Copy all of the material word for word, except for the pictures.
=====
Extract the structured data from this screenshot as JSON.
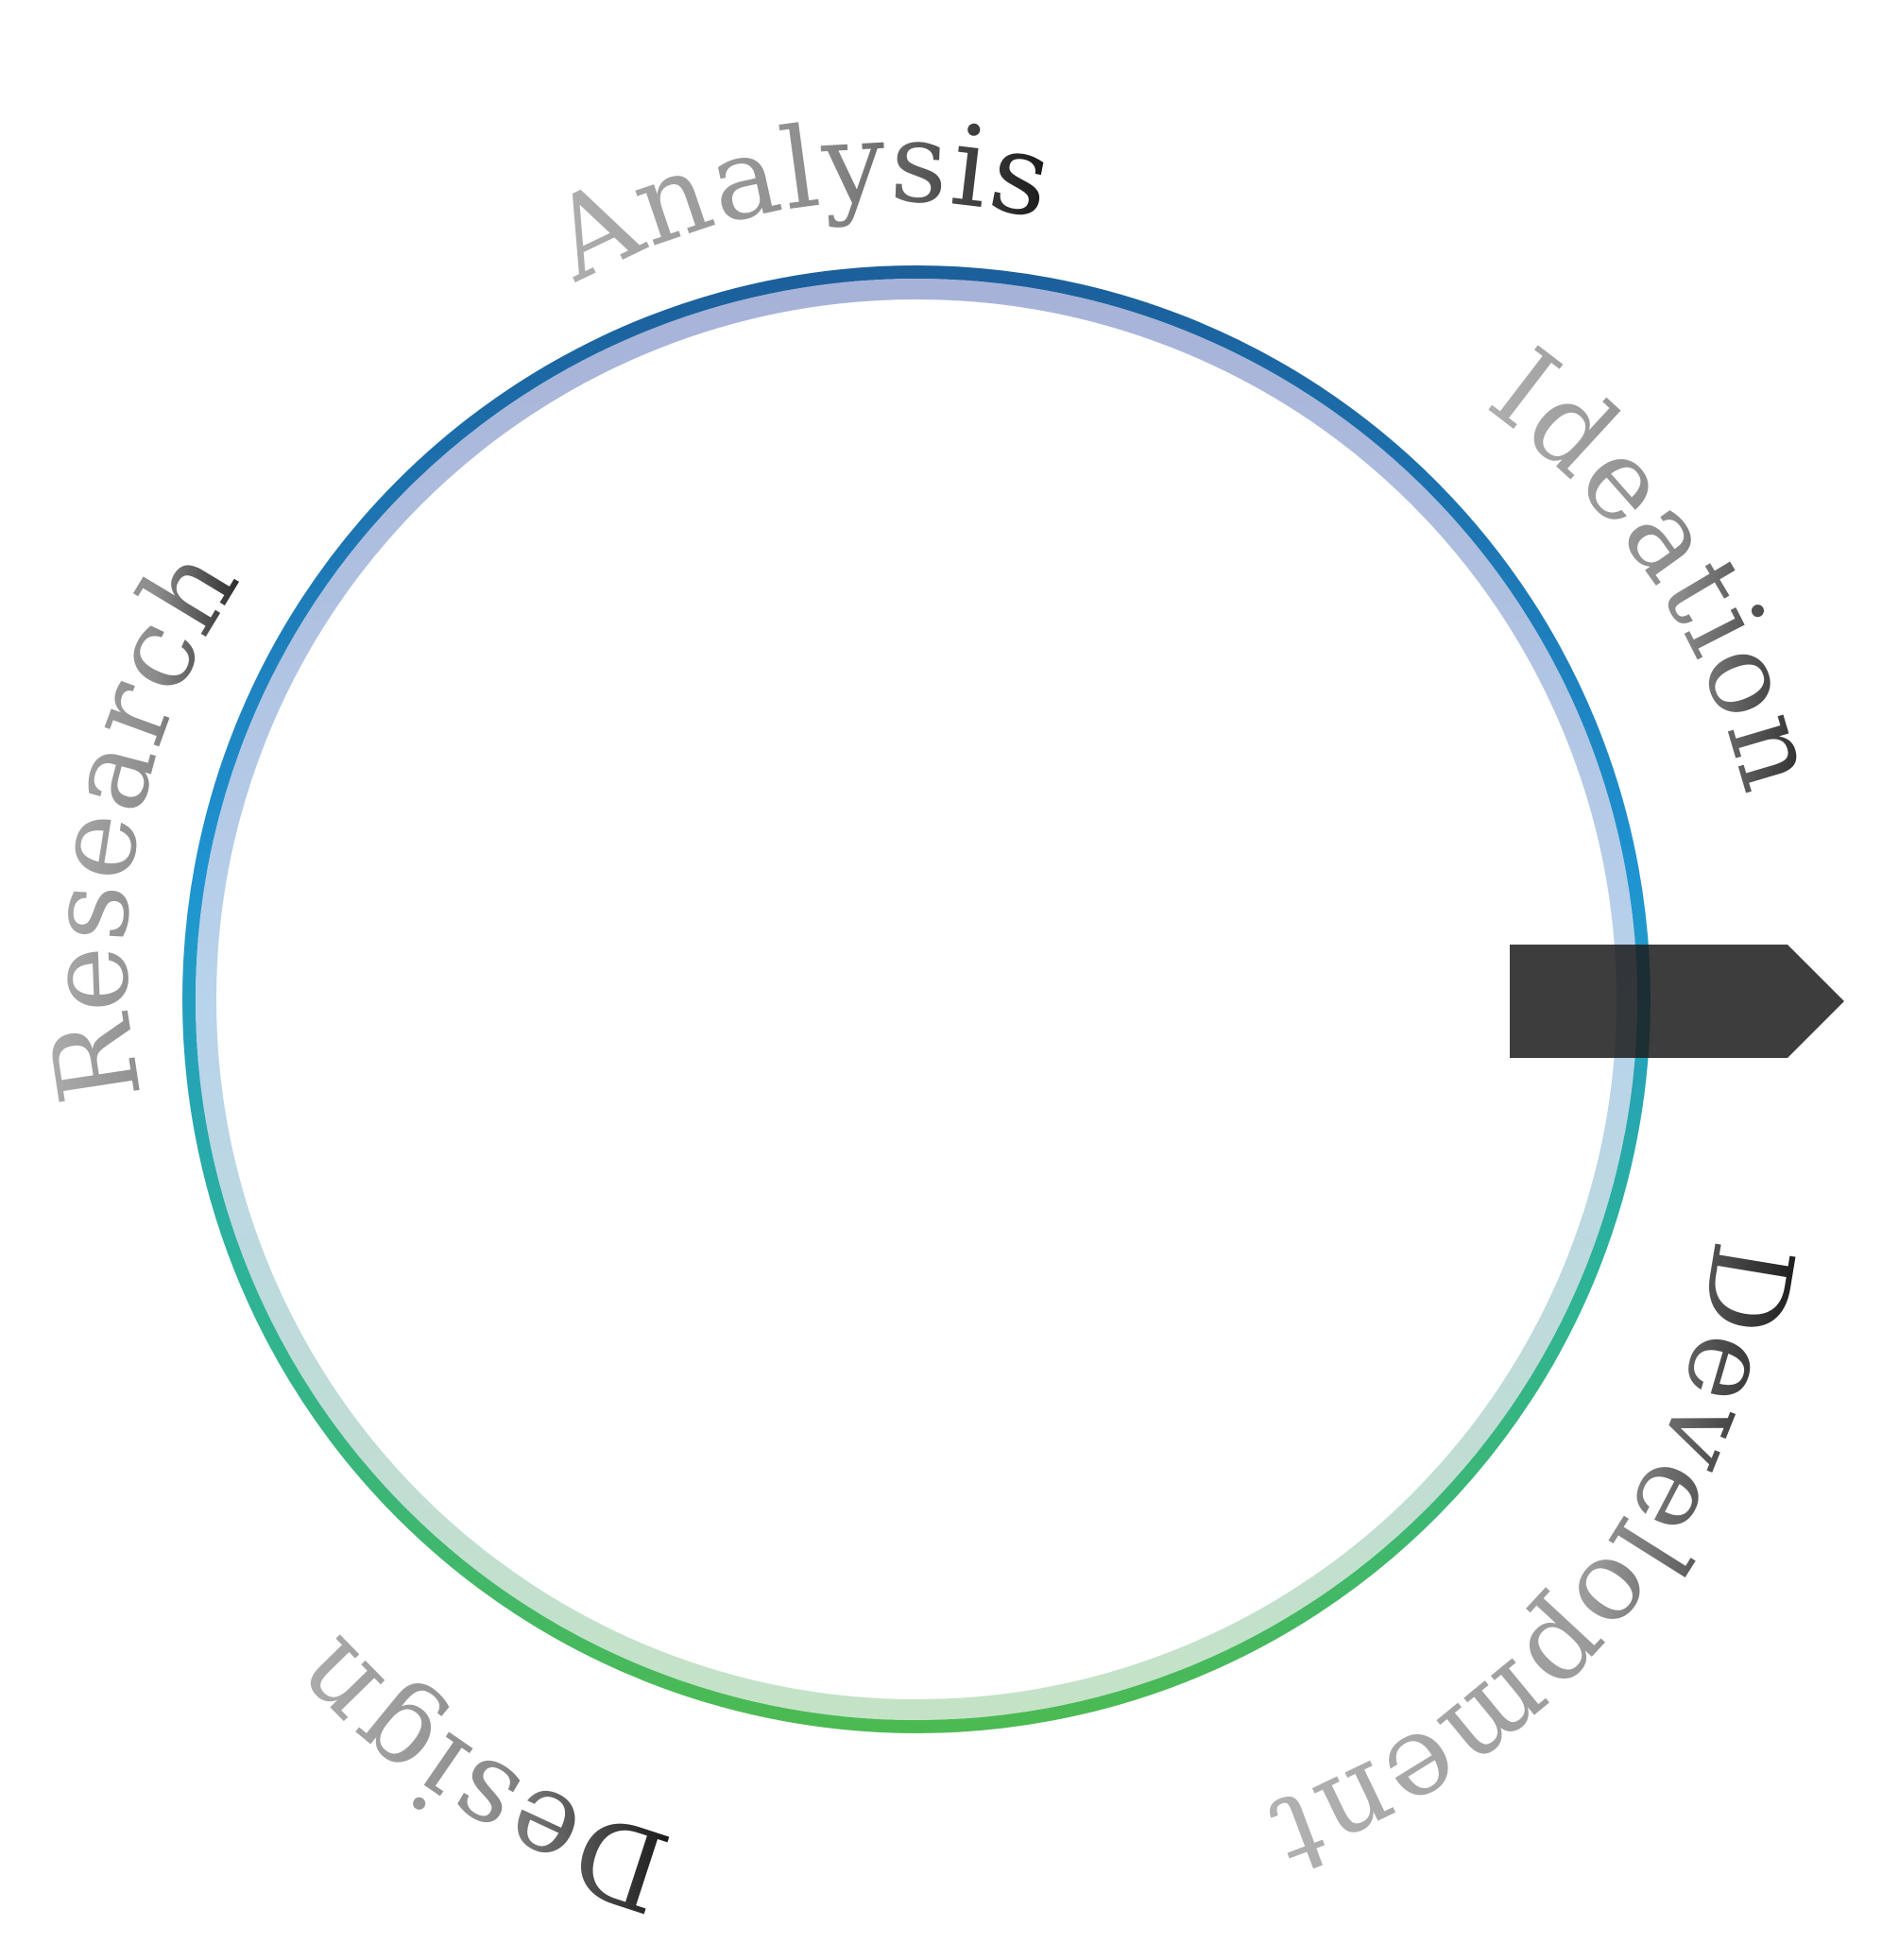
{
  "diagram": {
    "stages": [
      {
        "id": "analysis",
        "label": "Analysis"
      },
      {
        "id": "ideation",
        "label": "Ideation"
      },
      {
        "id": "development",
        "label": "Development"
      },
      {
        "id": "design",
        "label": "Design"
      },
      {
        "id": "research",
        "label": "Research"
      }
    ],
    "colors": {
      "ring_top": "#1b5f9b",
      "ring_mid": "#1f94d2",
      "ring_low": "#2cb39a",
      "ring_bottom": "#4cba52",
      "inner_top": "#a7b2d8",
      "inner_mid": "#b8d3ec",
      "inner_bottom": "#c4e3c6",
      "label_light": "#b3b3b3",
      "label_dark": "#111111",
      "arrow": "#1b1b1b"
    }
  }
}
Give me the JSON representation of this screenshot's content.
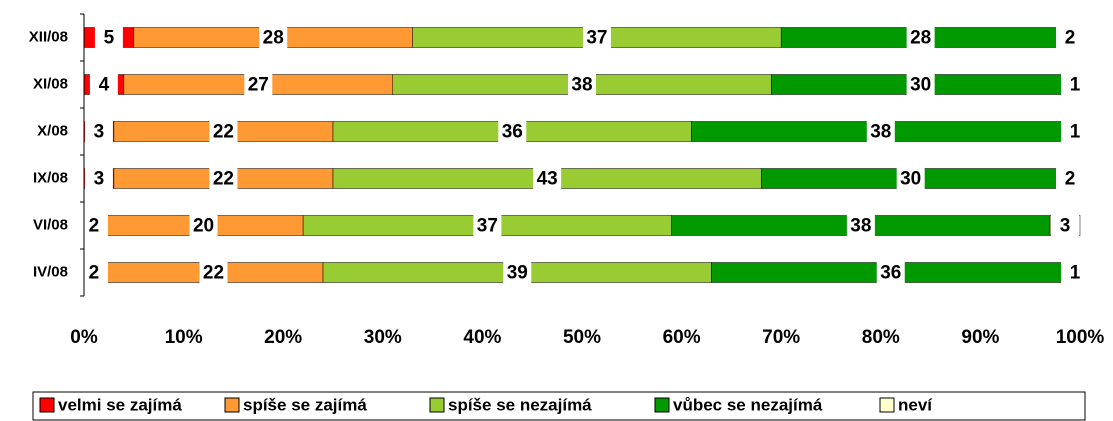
{
  "chart_data": {
    "type": "stacked-barh",
    "categories": [
      "XII/08",
      "XI/08",
      "X/08",
      "IX/08",
      "VI/08",
      "IV/08"
    ],
    "series": [
      {
        "name": "velmi se zajímá",
        "color": "#ff0000",
        "values": [
          5,
          4,
          3,
          3,
          2,
          2
        ]
      },
      {
        "name": "spíše se zajímá",
        "color": "#ff9933",
        "values": [
          28,
          27,
          22,
          22,
          20,
          22
        ]
      },
      {
        "name": "spíše se nezajímá",
        "color": "#99cc33",
        "values": [
          37,
          38,
          36,
          43,
          37,
          39
        ]
      },
      {
        "name": "vůbec se nezajímá",
        "color": "#009900",
        "values": [
          28,
          30,
          38,
          30,
          38,
          36
        ]
      },
      {
        "name": "neví",
        "color": "#ffffcc",
        "values": [
          2,
          1,
          1,
          2,
          3,
          1
        ]
      }
    ],
    "xlim": [
      0,
      100
    ],
    "xticks": [
      {
        "value": 0,
        "label": "0%"
      },
      {
        "value": 10,
        "label": "10%"
      },
      {
        "value": 20,
        "label": "20%"
      },
      {
        "value": 30,
        "label": "30%"
      },
      {
        "value": 40,
        "label": "40%"
      },
      {
        "value": 50,
        "label": "50%"
      },
      {
        "value": 60,
        "label": "60%"
      },
      {
        "value": 70,
        "label": "70%"
      },
      {
        "value": 80,
        "label": "80%"
      },
      {
        "value": 90,
        "label": "90%"
      },
      {
        "value": 100,
        "label": "100%"
      }
    ]
  }
}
=====
— OUTPUT BELOW —
Extract the structured data from this screenshot as JSON.
{
  "diagram": {
    "stages": [
      {
        "id": "analysis",
        "label": "Analysis"
      },
      {
        "id": "ideation",
        "label": "Ideation"
      },
      {
        "id": "development",
        "label": "Development"
      },
      {
        "id": "design",
        "label": "Design"
      },
      {
        "id": "research",
        "label": "Research"
      }
    ],
    "colors": {
      "ring_top": "#1b5f9b",
      "ring_mid": "#1f94d2",
      "ring_low": "#2cb39a",
      "ring_bottom": "#4cba52",
      "inner_top": "#a7b2d8",
      "inner_mid": "#b8d3ec",
      "inner_bottom": "#c4e3c6",
      "label_light": "#b3b3b3",
      "label_dark": "#111111",
      "arrow": "#1b1b1b"
    }
  }
}
Give me the JSON representation of this screenshot's content.
{
  "chart_data": {
    "type": "stacked-barh",
    "categories": [
      "XII/08",
      "XI/08",
      "X/08",
      "IX/08",
      "VI/08",
      "IV/08"
    ],
    "series": [
      {
        "name": "velmi se zajímá",
        "color": "#ff0000",
        "values": [
          5,
          4,
          3,
          3,
          2,
          2
        ]
      },
      {
        "name": "spíše se zajímá",
        "color": "#ff9933",
        "values": [
          28,
          27,
          22,
          22,
          20,
          22
        ]
      },
      {
        "name": "spíše se nezajímá",
        "color": "#99cc33",
        "values": [
          37,
          38,
          36,
          43,
          37,
          39
        ]
      },
      {
        "name": "vůbec se nezajímá",
        "color": "#009900",
        "values": [
          28,
          30,
          38,
          30,
          38,
          36
        ]
      },
      {
        "name": "neví",
        "color": "#ffffcc",
        "values": [
          2,
          1,
          1,
          2,
          3,
          1
        ]
      }
    ],
    "xlim": [
      0,
      100
    ],
    "xticks": [
      {
        "value": 0,
        "label": "0%"
      },
      {
        "value": 10,
        "label": "10%"
      },
      {
        "value": 20,
        "label": "20%"
      },
      {
        "value": 30,
        "label": "30%"
      },
      {
        "value": 40,
        "label": "40%"
      },
      {
        "value": 50,
        "label": "50%"
      },
      {
        "value": 60,
        "label": "60%"
      },
      {
        "value": 70,
        "label": "70%"
      },
      {
        "value": 80,
        "label": "80%"
      },
      {
        "value": 90,
        "label": "90%"
      },
      {
        "value": 100,
        "label": "100%"
      }
    ]
  }
}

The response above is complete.